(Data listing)
##############################

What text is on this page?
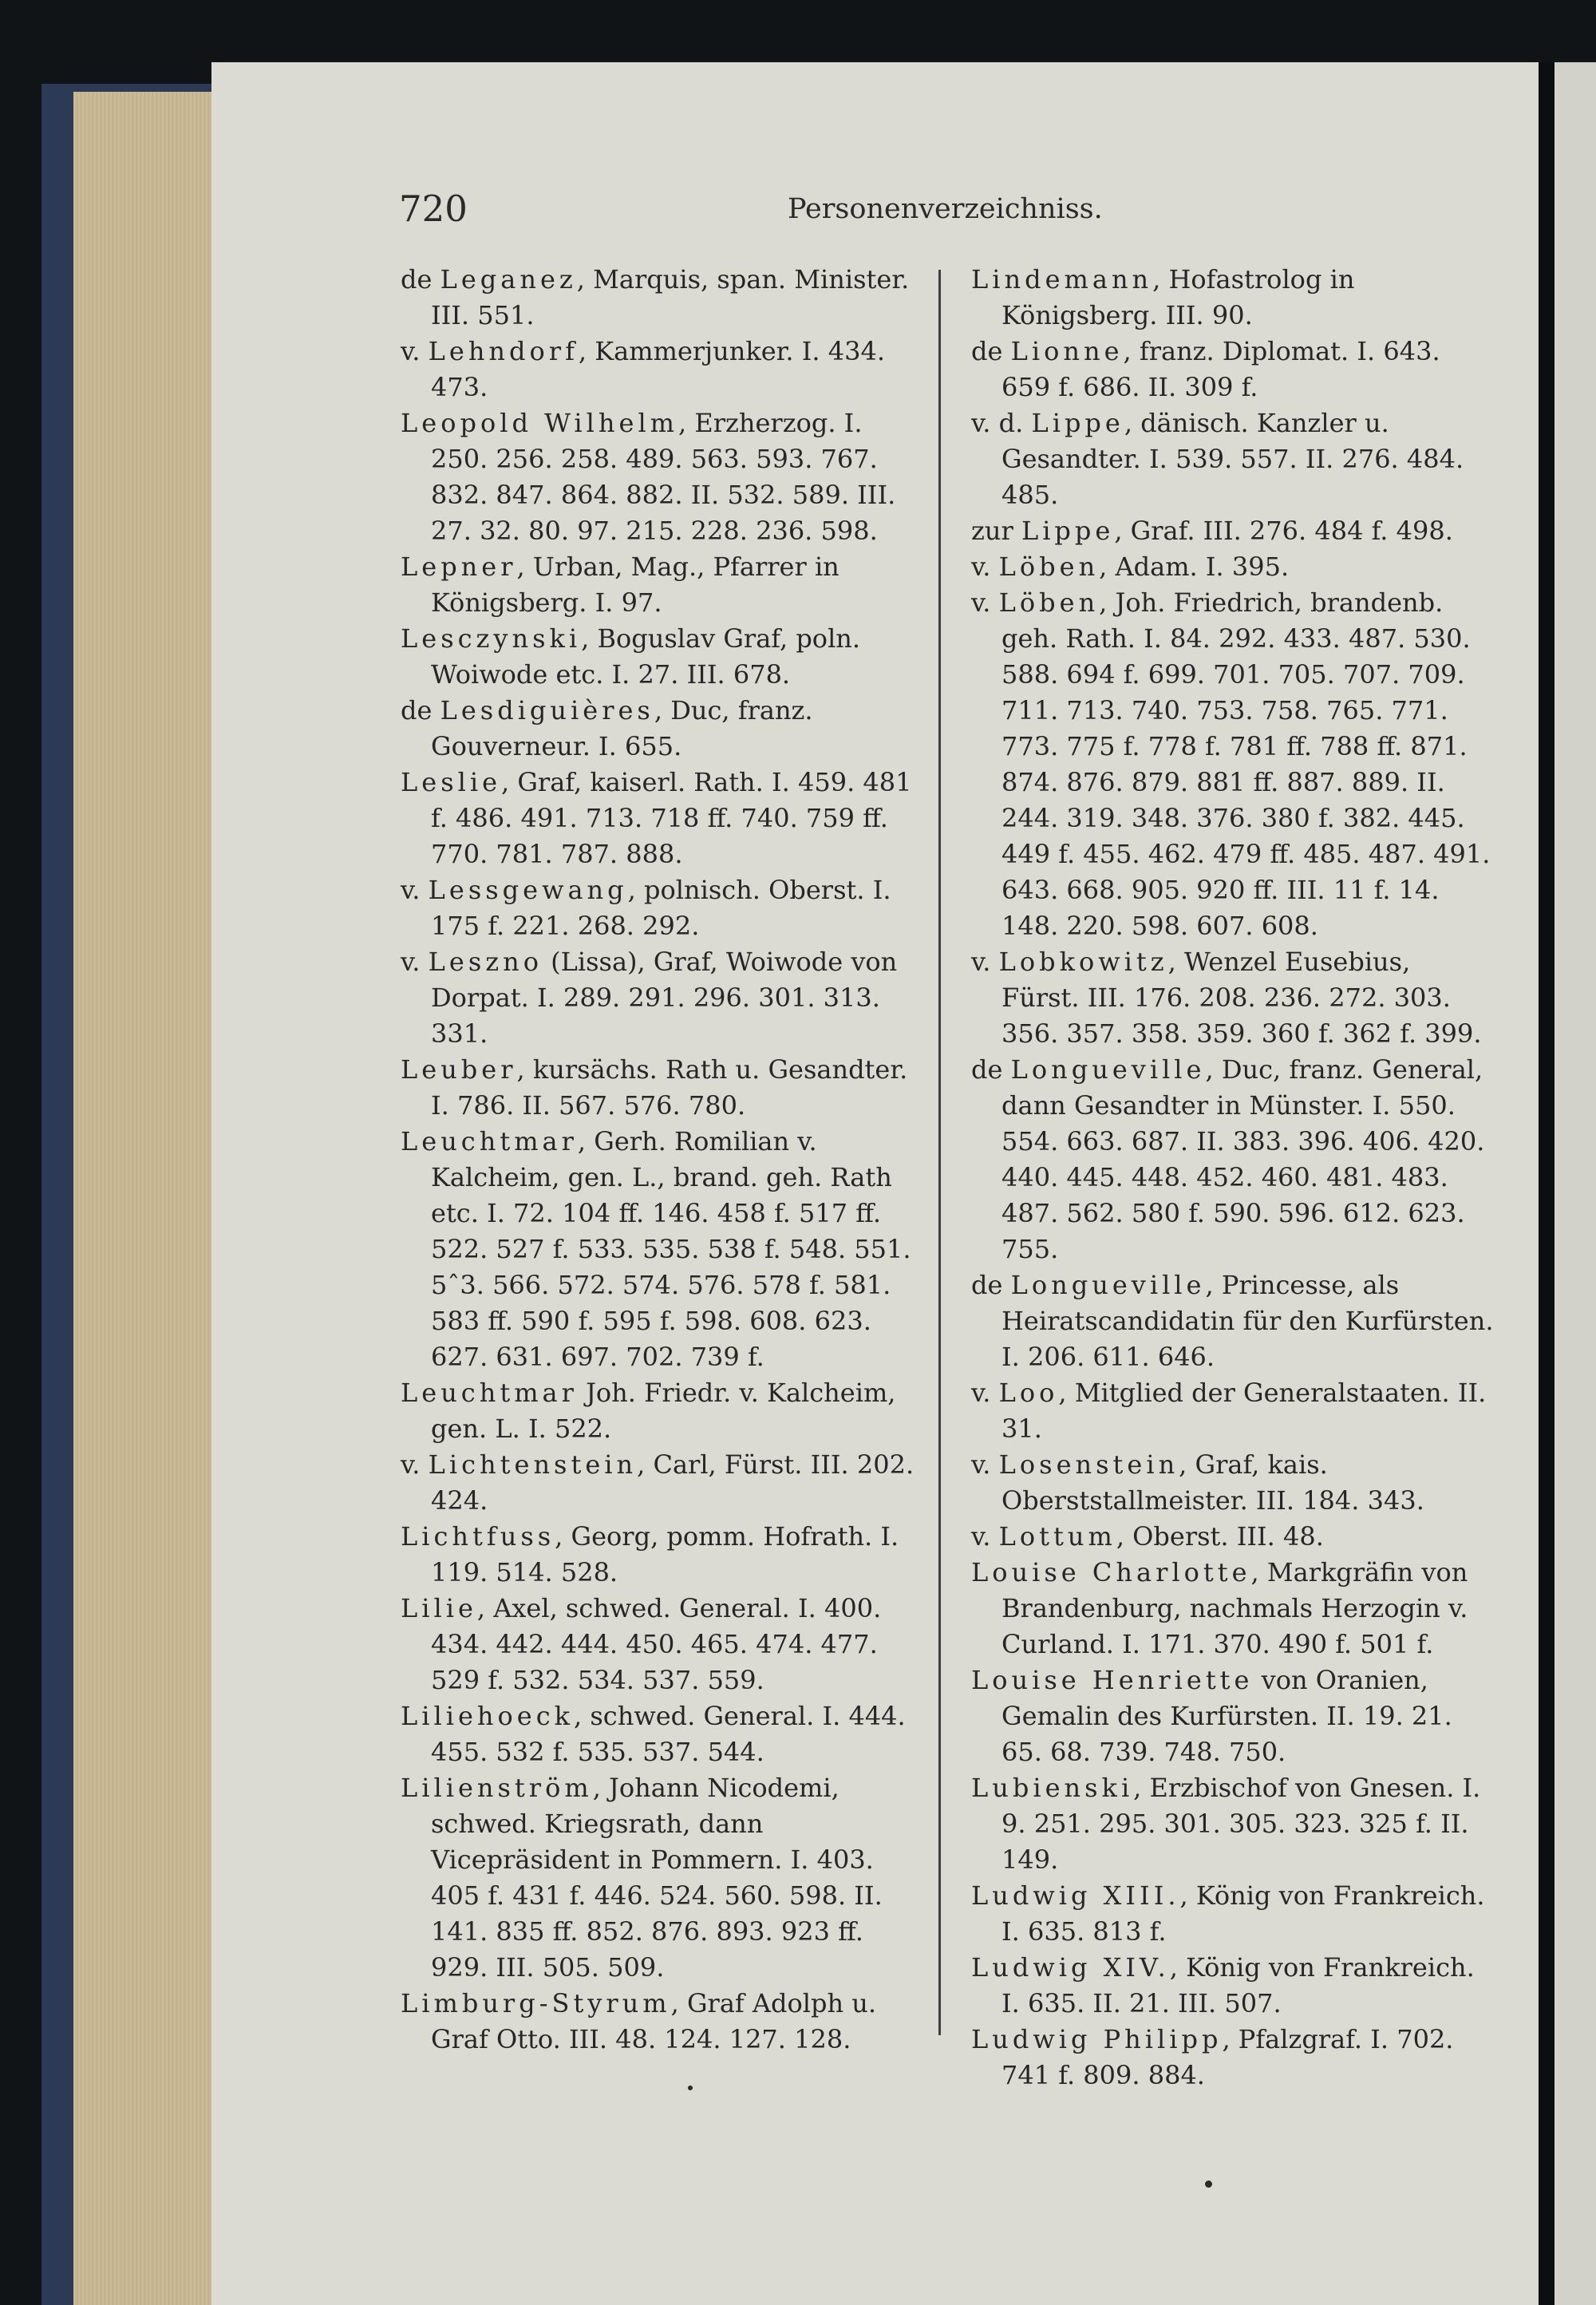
720	Personenverzeichniss.
de Leganez, Marquis, span. Minister. III. 551.
v. Lehndorf, Kammerjunker. I. 434. 473.
Leopold Wilhelm, Erzherzog. I. 250. 256. 258. 489. 563. 593. 767. 832. 847. 864. 882. II. 532. 589. III. 27. 32. 80. 97. 215. 228. 236. 598.
Lepner, Urban, Mag., Pfarrer in Königsberg. I. 97.
Lesczynski, Boguslav Graf, poln. Woiwode etc. I. 27. III. 678.
de Lesdiguières, Duc, franz. Gouverneur. I. 655.
Leslie, Graf, kaiserl. Rath. I. 459. 481 f. 486. 491. 713. 718 ff. 740. 759 ff. 770. 781. 787. 888.
v. Lessgewang, polnisch. Oberst. I. 175 f. 221. 268. 292.
v. Leszno (Lissa), Graf, Woiwode von Dorpat. I. 289. 291. 296. 301. 313. 331.
Leuber, kursächs. Rath u. Gesandter. I. 786. II. 567. 576. 780.
Leuchtmar, Gerh. Romilian v. Kalcheim, gen. L., brand. geh. Rath etc. I. 72. 104 ff. 146. 458 f. 517 ff. 522. 527 f. 533. 535. 538 f. 548. 551. 5ˆ3. 566. 572. 574. 576. 578 f. 581. 583 ff. 590 f. 595 f. 598. 608. 623. 627. 631. 697. 702. 739 f.
Leuchtmar Joh. Friedr. v. Kalcheim, gen. L. I. 522.
v. Lichtenstein, Carl, Fürst. III. 202. 424.
Lichtfuss, Georg, pomm. Hofrath. I. 119. 514. 528.
Lilie, Axel, schwed. General. I. 400. 434. 442. 444. 450. 465. 474. 477. 529 f. 532. 534. 537. 559.
Liliehoeck, schwed. General. I. 444. 455. 532 f. 535. 537. 544.
Lilienström, Johann Nicodemi, schwed. Kriegsrath, dann Vicepräsident in Pommern. I. 403. 405 f. 431 f. 446. 524. 560. 598. II. 141. 835 ff. 852. 876. 893. 923 ff. 929. III. 505. 509.
Limburg-Styrum, Graf Adolph u. Graf Otto. III. 48. 124. 127. 128.
Lindemann, Hofastrolog in Königsberg. III. 90.
de Lionne, franz. Diplomat. I. 643. 659 f. 686. II. 309 f.
v. d. Lippe, dänisch. Kanzler u. Gesandter. I. 539. 557. II. 276. 484. 485.
zur Lippe, Graf. III. 276. 484 f. 498.
v. Löben, Adam. I. 395.
v. Löben, Joh. Friedrich, brandenb. geh. Rath. I. 84. 292. 433. 487. 530. 588. 694 f. 699. 701. 705. 707. 709. 711. 713. 740. 753. 758. 765. 771. 773. 775 f. 778 f. 781 ff. 788 ff. 871. 874. 876. 879. 881 ff. 887. 889. II. 244. 319. 348. 376. 380 f. 382. 445. 449 f. 455. 462. 479 ff. 485. 487. 491. 643. 668. 905. 920 ff. III. 11 f. 14. 148. 220. 598. 607. 608.
v. Lobkowitz, Wenzel Eusebius, Fürst. III. 176. 208. 236. 272. 303. 356. 357. 358. 359. 360 f. 362 f. 399.
de Longueville, Duc, franz. General, dann Gesandter in Münster. I. 550. 554. 663. 687. II. 383. 396. 406. 420. 440. 445. 448. 452. 460. 481. 483. 487. 562. 580 f. 590. 596. 612. 623. 755.
de Longueville, Princesse, als Heiratscandidatin für den Kurfürsten. I. 206. 611. 646.
v. Loo, Mitglied der Generalstaaten. II. 31.
v. Losenstein, Graf, kais. Oberststallmeister. III. 184. 343.
v. Lottum, Oberst. III. 48.
Louise Charlotte, Markgräfin von Brandenburg, nachmals Herzogin v. Curland. I. 171. 370. 490 f. 501 f.
Louise Henriette von Oranien, Gemalin des Kurfürsten. II. 19. 21. 65. 68. 739. 748. 750.
Lubienski, Erzbischof von Gnesen. I. 9. 251. 295. 301. 305. 323. 325 f. II. 149.
Ludwig XIII., König von Frankreich. I. 635. 813 f.
Ludwig XIV., König von Frankreich. I. 635. II. 21. III. 507.
Ludwig Philipp, Pfalzgraf. I. 702. 741 f. 809. 884.
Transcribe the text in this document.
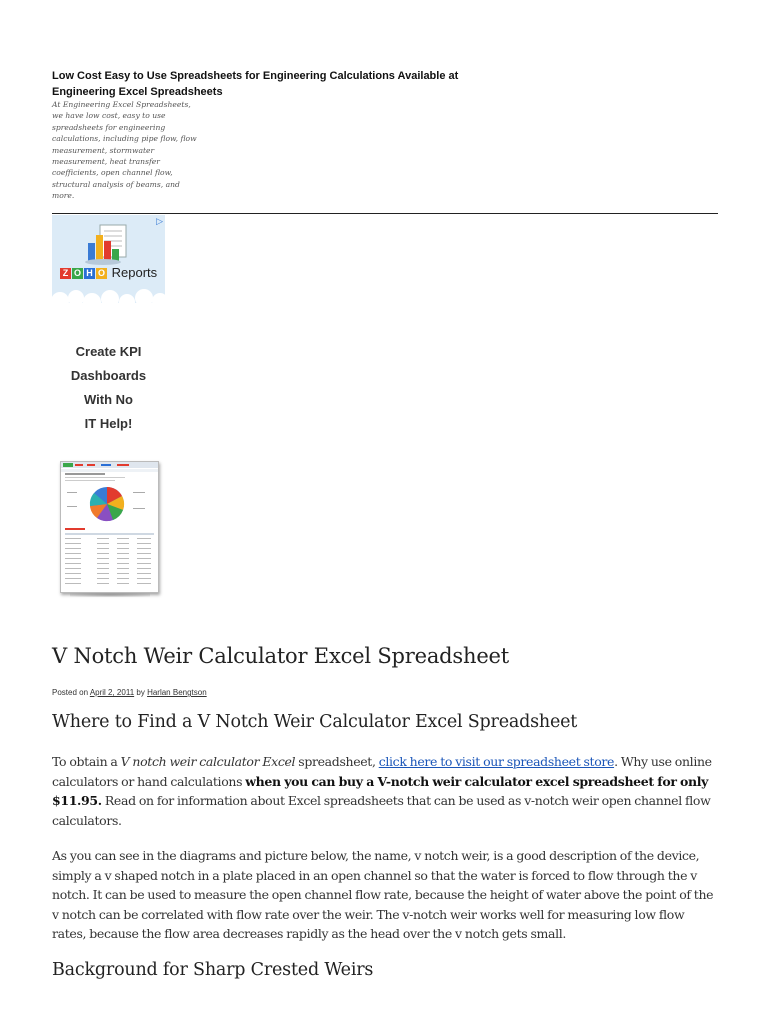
Low Cost Easy to Use Spreadsheets for Engineering Calculations Available at Engineering Excel Spreadsheets
At Engineering Excel Spreadsheets, we have low cost, easy to use spreadsheets for engineering calculations, including pipe flow, flow measurement, stormwater measurement, heat transfer coefficients, open channel flow, structural analysis of beams, and more.
▷
Z O H O Reports
Create KPI
Dashboards
With No
IT Help!
V Notch Weir Calculator Excel Spreadsheet
Posted on April 2, 2011 by Harlan Bengtson
Where to Find a V Notch Weir Calculator Excel Spreadsheet
To obtain a V notch weir calculator Excel spreadsheet, click here to visit our spreadsheet store. Why use online calculators or hand calculations when you can buy a V-notch weir calculator excel spreadsheet for only $11.95. Read on for information about Excel spreadsheets that can be used as v-notch weir open channel flow calculators.
As you can see in the diagrams and picture below, the name, v notch weir, is a good description of the device, simply a v shaped notch in a plate placed in an open channel so that the water is forced to flow through the v notch. It can be used to measure the open channel flow rate, because the height of water above the point of the v notch can be correlated with flow rate over the weir. The v-notch weir works well for measuring low flow rates, because the flow area decreases rapidly as the head over the v notch gets small.
Background for Sharp Crested Weirs
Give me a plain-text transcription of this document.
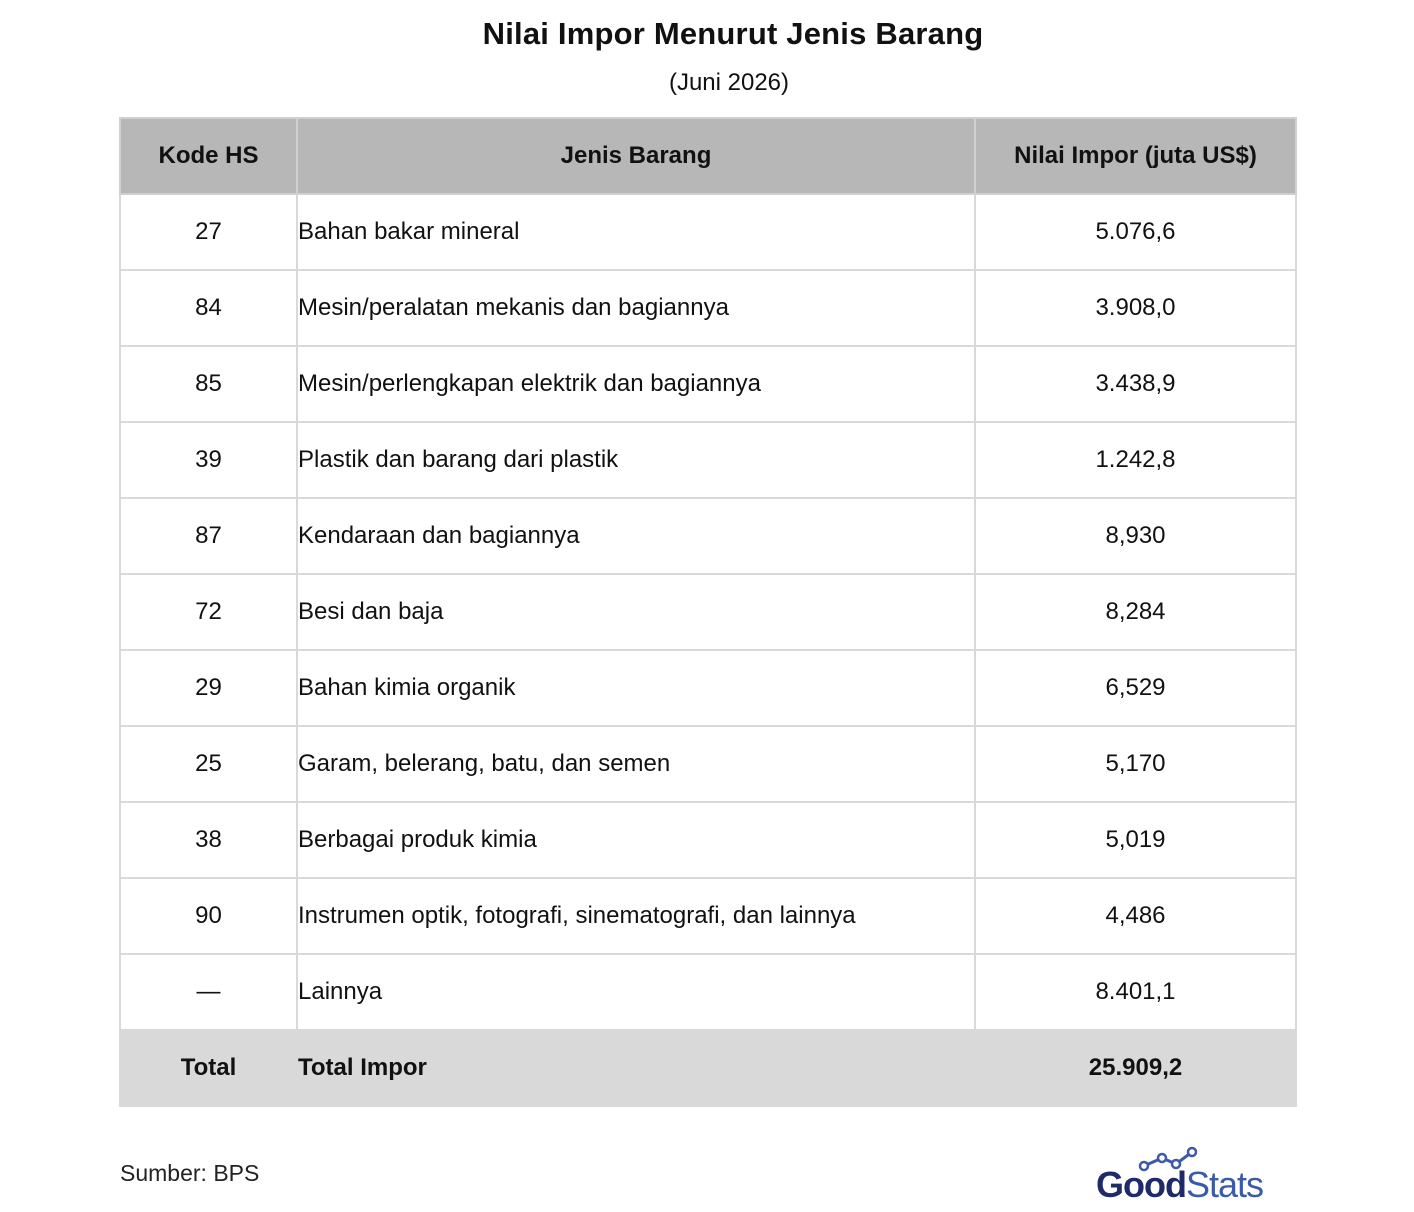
Nilai Impor Menurut Jenis Barang
(Juni 2026)
Kode HS	Jenis Barang	Nilai Impor (juta US$)
27	Bahan bakar mineral	5.076,6
84	Mesin/peralatan mekanis dan bagiannya	3.908,0
85	Mesin/perlengkapan elektrik dan bagiannya	3.438,9
39	Plastik dan barang dari plastik	1.242,8
87	Kendaraan dan bagiannya	8,930
72	Besi dan baja	8,284
29	Bahan kimia organik	6,529
25	Garam, belerang, batu, dan semen	5,170
38	Berbagai produk kimia	5,019
90	Instrumen optik, fotografi, sinematografi, dan lainnya	4,486
—	Lainnya	8.401,1
Total	Total Impor	25.909,2
Sumber: BPS	GoodStats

##############################

### STATED EXERCISE
Look through the entries above and report each line where the string "Lippe" occurs.

### PROBLEM SOLUTION
v. d. Lippe, dänisch. Kanzler u. Gesandter. I. 539. 557. II. 276. 484. 485.
zur Lippe, Graf. III. 276. 484 f. 498.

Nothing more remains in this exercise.